▸ THE EXERCISE: Here are some records. Copy each one exactly.

▸ EXERCISE DATA:
------
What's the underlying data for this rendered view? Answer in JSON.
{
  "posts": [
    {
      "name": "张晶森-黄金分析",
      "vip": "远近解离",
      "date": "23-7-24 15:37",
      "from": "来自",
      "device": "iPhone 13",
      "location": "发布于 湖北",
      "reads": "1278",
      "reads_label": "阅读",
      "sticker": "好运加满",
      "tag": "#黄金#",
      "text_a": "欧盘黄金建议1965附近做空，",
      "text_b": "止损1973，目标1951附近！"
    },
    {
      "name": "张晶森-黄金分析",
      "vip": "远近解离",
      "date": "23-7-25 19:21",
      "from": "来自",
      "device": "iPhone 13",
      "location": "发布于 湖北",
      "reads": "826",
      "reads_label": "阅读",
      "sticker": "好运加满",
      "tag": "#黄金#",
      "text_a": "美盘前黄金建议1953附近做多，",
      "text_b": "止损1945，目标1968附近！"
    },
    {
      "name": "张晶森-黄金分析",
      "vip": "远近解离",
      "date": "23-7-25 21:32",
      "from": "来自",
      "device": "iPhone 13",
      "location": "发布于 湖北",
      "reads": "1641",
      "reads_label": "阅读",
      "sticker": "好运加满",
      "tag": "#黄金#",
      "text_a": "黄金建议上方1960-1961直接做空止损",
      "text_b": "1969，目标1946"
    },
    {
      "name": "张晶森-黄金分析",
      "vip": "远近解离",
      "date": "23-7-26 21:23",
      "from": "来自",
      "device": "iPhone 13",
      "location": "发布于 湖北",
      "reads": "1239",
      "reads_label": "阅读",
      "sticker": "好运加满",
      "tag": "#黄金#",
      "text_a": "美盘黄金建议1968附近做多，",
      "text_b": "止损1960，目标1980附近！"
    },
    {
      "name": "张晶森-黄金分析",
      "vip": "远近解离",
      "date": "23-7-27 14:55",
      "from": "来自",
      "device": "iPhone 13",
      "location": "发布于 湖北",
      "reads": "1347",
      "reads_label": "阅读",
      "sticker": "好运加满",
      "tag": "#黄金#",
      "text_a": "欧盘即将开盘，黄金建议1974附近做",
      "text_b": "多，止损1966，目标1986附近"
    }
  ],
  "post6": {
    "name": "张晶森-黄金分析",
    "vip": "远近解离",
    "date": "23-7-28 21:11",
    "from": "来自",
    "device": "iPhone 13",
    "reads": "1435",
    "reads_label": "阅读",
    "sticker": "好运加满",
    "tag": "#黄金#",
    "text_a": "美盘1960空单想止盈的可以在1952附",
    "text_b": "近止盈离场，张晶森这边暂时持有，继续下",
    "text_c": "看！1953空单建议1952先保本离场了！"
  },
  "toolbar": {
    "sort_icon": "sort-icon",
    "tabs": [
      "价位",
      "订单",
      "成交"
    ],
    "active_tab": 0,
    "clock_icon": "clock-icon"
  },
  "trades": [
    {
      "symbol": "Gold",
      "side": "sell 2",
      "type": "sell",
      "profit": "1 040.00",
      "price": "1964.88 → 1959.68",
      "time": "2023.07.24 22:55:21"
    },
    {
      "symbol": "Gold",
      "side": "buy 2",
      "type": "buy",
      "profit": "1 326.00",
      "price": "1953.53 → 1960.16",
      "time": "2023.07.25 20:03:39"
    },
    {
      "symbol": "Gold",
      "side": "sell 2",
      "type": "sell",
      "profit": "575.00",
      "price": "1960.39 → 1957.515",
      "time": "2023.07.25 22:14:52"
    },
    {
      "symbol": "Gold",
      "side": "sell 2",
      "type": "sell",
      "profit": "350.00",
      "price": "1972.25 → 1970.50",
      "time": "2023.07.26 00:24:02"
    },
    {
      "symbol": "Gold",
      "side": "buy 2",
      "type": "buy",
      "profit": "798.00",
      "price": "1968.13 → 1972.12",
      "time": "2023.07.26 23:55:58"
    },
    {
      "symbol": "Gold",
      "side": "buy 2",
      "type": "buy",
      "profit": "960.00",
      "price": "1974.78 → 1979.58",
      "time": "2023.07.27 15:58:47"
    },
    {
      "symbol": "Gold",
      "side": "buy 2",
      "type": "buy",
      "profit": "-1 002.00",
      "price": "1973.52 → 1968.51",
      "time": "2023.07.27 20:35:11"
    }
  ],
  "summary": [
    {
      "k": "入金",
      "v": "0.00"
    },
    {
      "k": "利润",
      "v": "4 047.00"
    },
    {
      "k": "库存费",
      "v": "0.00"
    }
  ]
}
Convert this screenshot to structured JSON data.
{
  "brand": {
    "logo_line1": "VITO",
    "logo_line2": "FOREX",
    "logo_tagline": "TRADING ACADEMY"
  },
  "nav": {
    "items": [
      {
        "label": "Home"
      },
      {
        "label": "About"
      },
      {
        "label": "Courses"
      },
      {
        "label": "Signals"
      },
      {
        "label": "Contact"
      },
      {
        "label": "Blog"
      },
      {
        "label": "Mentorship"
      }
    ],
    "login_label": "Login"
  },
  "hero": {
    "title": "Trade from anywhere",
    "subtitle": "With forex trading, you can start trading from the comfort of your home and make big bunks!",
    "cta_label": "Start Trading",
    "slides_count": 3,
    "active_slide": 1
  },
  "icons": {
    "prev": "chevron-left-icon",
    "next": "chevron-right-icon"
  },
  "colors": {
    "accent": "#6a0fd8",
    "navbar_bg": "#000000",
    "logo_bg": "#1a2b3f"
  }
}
------
▸ SOLUTION:
What's the underlying data for this rendered view? Answer in JSON.
{
  "posts": [
    {
      "name": "张晶森-黄金分析",
      "vip": "远近解离",
      "date": "23-7-24 15:37",
      "from": "来自",
      "device": "iPhone 13",
      "location": "发布于 湖北",
      "reads": "1278",
      "reads_label": "阅读",
      "sticker": "好运加满",
      "tag": "#黄金#",
      "text_a": "欧盘黄金建议1965附近做空，",
      "text_b": "止损1973，目标1951附近！"
    },
    {
      "name": "张晶森-黄金分析",
      "vip": "远近解离",
      "date": "23-7-25 19:21",
      "from": "来自",
      "device": "iPhone 13",
      "location": "发布于 湖北",
      "reads": "826",
      "reads_label": "阅读",
      "sticker": "好运加满",
      "tag": "#黄金#",
      "text_a": "美盘前黄金建议1953附近做多，",
      "text_b": "止损1945，目标1968附近！"
    },
    {
      "name": "张晶森-黄金分析",
      "vip": "远近解离",
      "date": "23-7-25 21:32",
      "from": "来自",
      "device": "iPhone 13",
      "location": "发布于 湖北",
      "reads": "1641",
      "reads_label": "阅读",
      "sticker": "好运加满",
      "tag": "#黄金#",
      "text_a": "黄金建议上方1960-1961直接做空止损",
      "text_b": "1969，目标1946"
    },
    {
      "name": "张晶森-黄金分析",
      "vip": "远近解离",
      "date": "23-7-26 21:23",
      "from": "来自",
      "device": "iPhone 13",
      "location": "发布于 湖北",
      "reads": "1239",
      "reads_label": "阅读",
      "sticker": "好运加满",
      "tag": "#黄金#",
      "text_a": "美盘黄金建议1968附近做多，",
      "text_b": "止损1960，目标1980附近！"
    },
    {
      "name": "张晶森-黄金分析",
      "vip": "远近解离",
      "date": "23-7-27 14:55",
      "from": "来自",
      "device": "iPhone 13",
      "location": "发布于 湖北",
      "reads": "1347",
      "reads_label": "阅读",
      "sticker": "好运加满",
      "tag": "#黄金#",
      "text_a": "欧盘即将开盘，黄金建议1974附近做",
      "text_b": "多，止损1966，目标1986附近"
    }
  ],
  "post6": {
    "name": "张晶森-黄金分析",
    "vip": "远近解离",
    "date": "23-7-28 21:11",
    "from": "来自",
    "device": "iPhone 13",
    "reads": "1435",
    "reads_label": "阅读",
    "sticker": "好运加满",
    "tag": "#黄金#",
    "text_a": "美盘1960空单想止盈的可以在1952附",
    "text_b": "近止盈离场，张晶森这边暂时持有，继续下",
    "text_c": "看！1953空单建议1952先保本离场了！"
  },
  "toolbar": {
    "sort_icon": "sort-icon",
    "tabs": [
      "价位",
      "订单",
      "成交"
    ],
    "active_tab": 0,
    "clock_icon": "clock-icon"
  },
  "trades": [
    {
      "symbol": "Gold",
      "side": "sell 2",
      "type": "sell",
      "profit": "1 040.00",
      "price": "1964.88 → 1959.68",
      "time": "2023.07.24 22:55:21"
    },
    {
      "symbol": "Gold",
      "side": "buy 2",
      "type": "buy",
      "profit": "1 326.00",
      "price": "1953.53 → 1960.16",
      "time": "2023.07.25 20:03:39"
    },
    {
      "symbol": "Gold",
      "side": "sell 2",
      "type": "sell",
      "profit": "575.00",
      "price": "1960.39 → 1957.515",
      "time": "2023.07.25 22:14:52"
    },
    {
      "symbol": "Gold",
      "side": "sell 2",
      "type": "sell",
      "profit": "350.00",
      "price": "1972.25 → 1970.50",
      "time": "2023.07.26 00:24:02"
    },
    {
      "symbol": "Gold",
      "side": "buy 2",
      "type": "buy",
      "profit": "798.00",
      "price": "1968.13 → 1972.12",
      "time": "2023.07.26 23:55:58"
    },
    {
      "symbol": "Gold",
      "side": "buy 2",
      "type": "buy",
      "profit": "960.00",
      "price": "1974.78 → 1979.58",
      "time": "2023.07.27 15:58:47"
    },
    {
      "symbol": "Gold",
      "side": "buy 2",
      "type": "buy",
      "profit": "-1 002.00",
      "price": "1973.52 → 1968.51",
      "time": "2023.07.27 20:35:11"
    }
  ],
  "summary": [
    {
      "k": "入金",
      "v": "0.00"
    },
    {
      "k": "利润",
      "v": "4 047.00"
    },
    {
      "k": "库存费",
      "v": "0.00"
    }
  ]
}
Convert this screenshot to structured JSON data.
{
  "brand": {
    "logo_line1": "VITO",
    "logo_line2": "FOREX",
    "logo_tagline": "TRADING ACADEMY"
  },
  "nav": {
    "items": [
      {
        "label": "Home"
      },
      {
        "label": "About"
      },
      {
        "label": "Courses"
      },
      {
        "label": "Signals"
      },
      {
        "label": "Contact"
      },
      {
        "label": "Blog"
      },
      {
        "label": "Mentorship"
      }
    ],
    "login_label": "Login"
  },
  "hero": {
    "title": "Trade from anywhere",
    "subtitle": "With forex trading, you can start trading from the comfort of your home and make big bunks!",
    "cta_label": "Start Trading",
    "slides_count": 3,
    "active_slide": 1
  },
  "icons": {
    "prev": "chevron-left-icon",
    "next": "chevron-right-icon"
  },
  "colors": {
    "accent": "#6a0fd8",
    "navbar_bg": "#000000",
    "logo_bg": "#1a2b3f"
  }
}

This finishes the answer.